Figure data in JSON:
__________________________________________________
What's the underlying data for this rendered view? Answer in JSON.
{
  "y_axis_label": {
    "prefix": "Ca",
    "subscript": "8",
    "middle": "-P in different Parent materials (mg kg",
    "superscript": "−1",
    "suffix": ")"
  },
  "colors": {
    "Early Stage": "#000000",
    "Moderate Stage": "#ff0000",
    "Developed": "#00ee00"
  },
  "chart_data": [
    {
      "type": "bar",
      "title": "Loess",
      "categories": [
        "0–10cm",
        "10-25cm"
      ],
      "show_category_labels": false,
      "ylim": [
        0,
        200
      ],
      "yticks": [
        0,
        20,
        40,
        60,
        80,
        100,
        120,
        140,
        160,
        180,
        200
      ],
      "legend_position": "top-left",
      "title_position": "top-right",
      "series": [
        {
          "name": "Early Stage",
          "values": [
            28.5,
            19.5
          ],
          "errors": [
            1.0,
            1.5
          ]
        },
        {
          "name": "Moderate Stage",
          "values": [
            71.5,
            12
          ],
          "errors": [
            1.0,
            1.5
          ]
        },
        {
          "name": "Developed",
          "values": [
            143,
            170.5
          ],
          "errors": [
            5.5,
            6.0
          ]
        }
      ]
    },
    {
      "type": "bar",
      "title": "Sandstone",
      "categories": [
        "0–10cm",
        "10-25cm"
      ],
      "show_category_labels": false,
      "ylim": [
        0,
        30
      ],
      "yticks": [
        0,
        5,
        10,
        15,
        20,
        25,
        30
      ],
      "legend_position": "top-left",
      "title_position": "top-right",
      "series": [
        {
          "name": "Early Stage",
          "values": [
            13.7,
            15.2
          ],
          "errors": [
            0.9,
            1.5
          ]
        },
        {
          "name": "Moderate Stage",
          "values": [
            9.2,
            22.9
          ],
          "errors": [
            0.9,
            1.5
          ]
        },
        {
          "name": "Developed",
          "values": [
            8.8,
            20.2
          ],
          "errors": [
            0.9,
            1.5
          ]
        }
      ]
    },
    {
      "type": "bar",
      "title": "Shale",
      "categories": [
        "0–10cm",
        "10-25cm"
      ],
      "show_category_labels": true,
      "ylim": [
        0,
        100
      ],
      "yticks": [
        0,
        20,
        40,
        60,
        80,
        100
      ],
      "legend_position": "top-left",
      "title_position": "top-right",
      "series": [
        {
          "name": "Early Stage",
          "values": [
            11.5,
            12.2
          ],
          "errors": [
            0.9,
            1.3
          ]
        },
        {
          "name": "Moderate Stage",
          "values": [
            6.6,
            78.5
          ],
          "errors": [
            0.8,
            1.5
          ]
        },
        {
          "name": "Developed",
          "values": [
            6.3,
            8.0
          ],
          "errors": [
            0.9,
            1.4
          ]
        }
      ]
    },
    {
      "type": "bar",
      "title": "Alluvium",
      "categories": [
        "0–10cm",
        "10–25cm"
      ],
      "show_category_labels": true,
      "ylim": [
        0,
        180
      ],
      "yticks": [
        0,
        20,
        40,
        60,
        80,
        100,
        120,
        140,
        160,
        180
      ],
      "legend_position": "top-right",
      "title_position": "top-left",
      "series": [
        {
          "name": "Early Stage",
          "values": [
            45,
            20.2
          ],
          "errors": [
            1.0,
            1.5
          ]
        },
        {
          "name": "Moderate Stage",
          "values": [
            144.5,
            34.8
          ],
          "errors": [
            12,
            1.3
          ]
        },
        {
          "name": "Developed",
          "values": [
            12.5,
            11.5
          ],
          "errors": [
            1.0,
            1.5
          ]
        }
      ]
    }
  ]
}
__________________________________________________
Give the records above again, word for word.

■ Response to the exercise
What's the underlying data for this rendered view? Answer in JSON.
{
  "y_axis_label": {
    "prefix": "Ca",
    "subscript": "8",
    "middle": "-P in different Parent materials (mg kg",
    "superscript": "−1",
    "suffix": ")"
  },
  "colors": {
    "Early Stage": "#000000",
    "Moderate Stage": "#ff0000",
    "Developed": "#00ee00"
  },
  "chart_data": [
    {
      "type": "bar",
      "title": "Loess",
      "categories": [
        "0–10cm",
        "10-25cm"
      ],
      "show_category_labels": false,
      "ylim": [
        0,
        200
      ],
      "yticks": [
        0,
        20,
        40,
        60,
        80,
        100,
        120,
        140,
        160,
        180,
        200
      ],
      "legend_position": "top-left",
      "title_position": "top-right",
      "series": [
        {
          "name": "Early Stage",
          "values": [
            28.5,
            19.5
          ],
          "errors": [
            1.0,
            1.5
          ]
        },
        {
          "name": "Moderate Stage",
          "values": [
            71.5,
            12
          ],
          "errors": [
            1.0,
            1.5
          ]
        },
        {
          "name": "Developed",
          "values": [
            143,
            170.5
          ],
          "errors": [
            5.5,
            6.0
          ]
        }
      ]
    },
    {
      "type": "bar",
      "title": "Sandstone",
      "categories": [
        "0–10cm",
        "10-25cm"
      ],
      "show_category_labels": false,
      "ylim": [
        0,
        30
      ],
      "yticks": [
        0,
        5,
        10,
        15,
        20,
        25,
        30
      ],
      "legend_position": "top-left",
      "title_position": "top-right",
      "series": [
        {
          "name": "Early Stage",
          "values": [
            13.7,
            15.2
          ],
          "errors": [
            0.9,
            1.5
          ]
        },
        {
          "name": "Moderate Stage",
          "values": [
            9.2,
            22.9
          ],
          "errors": [
            0.9,
            1.5
          ]
        },
        {
          "name": "Developed",
          "values": [
            8.8,
            20.2
          ],
          "errors": [
            0.9,
            1.5
          ]
        }
      ]
    },
    {
      "type": "bar",
      "title": "Shale",
      "categories": [
        "0–10cm",
        "10-25cm"
      ],
      "show_category_labels": true,
      "ylim": [
        0,
        100
      ],
      "yticks": [
        0,
        20,
        40,
        60,
        80,
        100
      ],
      "legend_position": "top-left",
      "title_position": "top-right",
      "series": [
        {
          "name": "Early Stage",
          "values": [
            11.5,
            12.2
          ],
          "errors": [
            0.9,
            1.3
          ]
        },
        {
          "name": "Moderate Stage",
          "values": [
            6.6,
            78.5
          ],
          "errors": [
            0.8,
            1.5
          ]
        },
        {
          "name": "Developed",
          "values": [
            6.3,
            8.0
          ],
          "errors": [
            0.9,
            1.4
          ]
        }
      ]
    },
    {
      "type": "bar",
      "title": "Alluvium",
      "categories": [
        "0–10cm",
        "10–25cm"
      ],
      "show_category_labels": true,
      "ylim": [
        0,
        180
      ],
      "yticks": [
        0,
        20,
        40,
        60,
        80,
        100,
        120,
        140,
        160,
        180
      ],
      "legend_position": "top-right",
      "title_position": "top-left",
      "series": [
        {
          "name": "Early Stage",
          "values": [
            45,
            20.2
          ],
          "errors": [
            1.0,
            1.5
          ]
        },
        {
          "name": "Moderate Stage",
          "values": [
            144.5,
            34.8
          ],
          "errors": [
            12,
            1.3
          ]
        },
        {
          "name": "Developed",
          "values": [
            12.5,
            11.5
          ],
          "errors": [
            1.0,
            1.5
          ]
        }
      ]
    }
  ]
}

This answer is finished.